## 练习任务 1
把下面题解中以“分析:记rdp[i]”开头的那一段改写成简短的要点列表,保留主要内容。
====== 文档段落
题意:求删掉连续L长度后的LIS
分析:记rdp[i]表示以a[i]为开始的LIS长度,用nlogn的办法,二分查找-a[i]。dp[i]表示以a[i]为结尾并且删去[i-L-1, i-1]的LIS,ans = max (dp[i] + rdp[i] - 1),还要特别考虑删去最后L的长度
/************************************************
* Author :Running_Time
* Created Time :2015/9/29 星期二 15:11:29
* File Name :F.cpp
************************************************/
#include <cstdio>
#include <algorithm>
#include <iostream>
#include <sstream>
#include <cstring>
#include <cmath>
#include <string>
#include <vector>
#include <queue>
#include <deque>
#include <stack>
#include <list>
#include <map>
#include <set>
#include <bitset>
#include <cstdlib>
#include <ctime>
using namespace std;
#define lson l, mid, rt << 1
#define rson mid + 1, r, rt << 1 | 1
typedef long long ll;
const int N = 1e5 + 10;
const int INF = 0x3f3f3f3f;
const int MOD = 1e9 + 7;
const double EPS = 1e-8;
int a[N];
int dp[N], rdp[N];
int d[N];
int main(void) {
int T, cas = 0; scanf ("%d", &T);
while (T--) {
int n, L; scanf ("%d%d", &n, &L);
for (int i=1; i<=n; ++i) {
scanf ("%d", &a[i]);
}
int ans = 0;
memset (d, INF, sizeof (d));
for (int i=n; i>=1; --i) {
int k = lower_bound (d+1, d+1+n, -a[i]) - d;
d[k] = -a[i];
rdp[i] = k; //以a[i]为开始的LIS长度
}
memset (d, INF, sizeof (d));
for (int i=1; i<=n; ++i) {
if (i - L - 1 >= 1) d[lower_bound (d+1, d+1+n, a[i-L-1]) - d] = a[i-L-1];
dp[i] = lower_bound (d+1, d+1+n, a[i]) - d; //以a[i]为结尾的LIS长度
if (i > L) ans = max (ans, dp[i] + rdp[i] - 1);
}
if (n > L) ans = max (ans, (int) (lower_bound (d+1, d+1+n, a[n-L]) - d)); //删去最后的L长度
printf ("Case #%d: %d
", ++cas, ans);
}
return 0;
}
============
## 练习任务 2
以编号列表给出条目中从第一行起到含有“198, 621, 255]”的那一行为止的各行,两端都算在内,空行不列。
====== 输入条目
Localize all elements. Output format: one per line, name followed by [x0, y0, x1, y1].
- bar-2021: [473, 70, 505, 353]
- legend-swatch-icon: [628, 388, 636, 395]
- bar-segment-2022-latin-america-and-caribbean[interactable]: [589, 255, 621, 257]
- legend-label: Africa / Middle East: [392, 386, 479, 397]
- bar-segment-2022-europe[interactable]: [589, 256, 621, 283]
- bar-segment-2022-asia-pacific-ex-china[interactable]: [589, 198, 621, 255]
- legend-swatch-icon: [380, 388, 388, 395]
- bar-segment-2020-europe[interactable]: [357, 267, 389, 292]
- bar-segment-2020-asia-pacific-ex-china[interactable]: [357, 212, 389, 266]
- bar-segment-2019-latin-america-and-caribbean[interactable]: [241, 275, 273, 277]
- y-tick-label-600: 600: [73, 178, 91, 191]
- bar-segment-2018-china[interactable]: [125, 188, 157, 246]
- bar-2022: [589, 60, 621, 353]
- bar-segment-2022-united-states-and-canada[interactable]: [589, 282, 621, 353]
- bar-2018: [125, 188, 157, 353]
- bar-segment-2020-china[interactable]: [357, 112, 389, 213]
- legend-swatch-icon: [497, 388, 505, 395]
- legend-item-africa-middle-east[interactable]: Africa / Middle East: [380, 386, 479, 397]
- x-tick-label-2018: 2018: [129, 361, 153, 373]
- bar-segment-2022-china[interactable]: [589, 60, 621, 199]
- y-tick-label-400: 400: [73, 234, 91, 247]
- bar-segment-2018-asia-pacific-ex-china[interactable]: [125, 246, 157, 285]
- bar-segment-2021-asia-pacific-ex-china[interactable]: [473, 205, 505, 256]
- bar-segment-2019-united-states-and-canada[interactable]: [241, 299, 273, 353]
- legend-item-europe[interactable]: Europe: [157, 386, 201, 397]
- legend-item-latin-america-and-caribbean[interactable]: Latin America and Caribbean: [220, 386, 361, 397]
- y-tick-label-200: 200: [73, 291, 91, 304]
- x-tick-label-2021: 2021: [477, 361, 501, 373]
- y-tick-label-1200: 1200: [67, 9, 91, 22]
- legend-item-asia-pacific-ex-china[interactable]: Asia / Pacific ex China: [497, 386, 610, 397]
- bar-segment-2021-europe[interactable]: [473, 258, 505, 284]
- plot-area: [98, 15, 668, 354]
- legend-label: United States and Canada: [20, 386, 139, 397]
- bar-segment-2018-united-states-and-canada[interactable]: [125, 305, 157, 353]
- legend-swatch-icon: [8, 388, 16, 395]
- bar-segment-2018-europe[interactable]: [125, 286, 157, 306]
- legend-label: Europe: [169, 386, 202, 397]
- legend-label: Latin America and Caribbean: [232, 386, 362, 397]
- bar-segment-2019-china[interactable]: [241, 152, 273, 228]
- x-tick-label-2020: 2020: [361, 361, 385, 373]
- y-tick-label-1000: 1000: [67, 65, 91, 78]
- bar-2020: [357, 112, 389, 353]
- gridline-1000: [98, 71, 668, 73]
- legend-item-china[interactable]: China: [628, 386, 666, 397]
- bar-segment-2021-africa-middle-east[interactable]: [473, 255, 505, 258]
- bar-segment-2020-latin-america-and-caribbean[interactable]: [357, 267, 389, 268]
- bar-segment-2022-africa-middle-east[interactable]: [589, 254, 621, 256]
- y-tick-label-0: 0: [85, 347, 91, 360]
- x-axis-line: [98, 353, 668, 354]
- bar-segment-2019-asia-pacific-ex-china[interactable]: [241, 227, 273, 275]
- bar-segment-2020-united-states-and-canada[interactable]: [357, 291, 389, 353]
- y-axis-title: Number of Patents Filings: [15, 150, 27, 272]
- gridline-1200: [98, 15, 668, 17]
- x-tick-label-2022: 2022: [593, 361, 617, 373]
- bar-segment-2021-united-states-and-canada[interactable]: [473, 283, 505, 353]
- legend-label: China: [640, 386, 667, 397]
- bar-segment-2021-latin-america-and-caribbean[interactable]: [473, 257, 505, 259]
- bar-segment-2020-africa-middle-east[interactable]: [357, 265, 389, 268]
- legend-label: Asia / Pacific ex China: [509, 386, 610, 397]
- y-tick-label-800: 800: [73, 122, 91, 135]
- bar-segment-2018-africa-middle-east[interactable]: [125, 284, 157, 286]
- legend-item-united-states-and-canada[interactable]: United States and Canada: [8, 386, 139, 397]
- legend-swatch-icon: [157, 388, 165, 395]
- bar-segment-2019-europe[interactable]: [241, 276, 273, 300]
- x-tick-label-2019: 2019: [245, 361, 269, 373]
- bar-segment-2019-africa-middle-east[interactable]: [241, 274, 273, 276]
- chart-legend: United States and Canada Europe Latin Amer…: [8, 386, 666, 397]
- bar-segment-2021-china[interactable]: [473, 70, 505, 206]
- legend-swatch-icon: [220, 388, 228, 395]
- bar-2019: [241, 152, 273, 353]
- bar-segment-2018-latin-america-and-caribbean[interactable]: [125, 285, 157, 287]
============
## 任务结果 1
- rdp[i]:以a[i]为开始的LIS长度,用nlogn的办法对-a[i]二分查找求得。
- dp[i]:以a[i]为结尾并且删去[i-L-1, i-1]的LIS。
- 答案:ans = max (dp[i] + rdp[i] - 1)。
- 另外要特别考虑删去最后L长度的情况。

## 任务结果 2
1. Localize all elements. Output format: one per line, name followed by [x0, y0, x1, y1].
2. - bar-2021: [473, 70, 505, 353]
3. - legend-swatch-icon: [628, 388, 636, 395]
4. - bar-segment-2022-latin-america-and-caribbean[interactable]: [589, 255, 621, 257]
5. - legend-label: Africa / Middle East: [392, 386, 479, 397]
6. - bar-segment-2022-europe[interactable]: [589, 256, 621, 283]
7. - bar-segment-2022-asia-pacific-ex-china[interactable]: [589, 198, 621, 255]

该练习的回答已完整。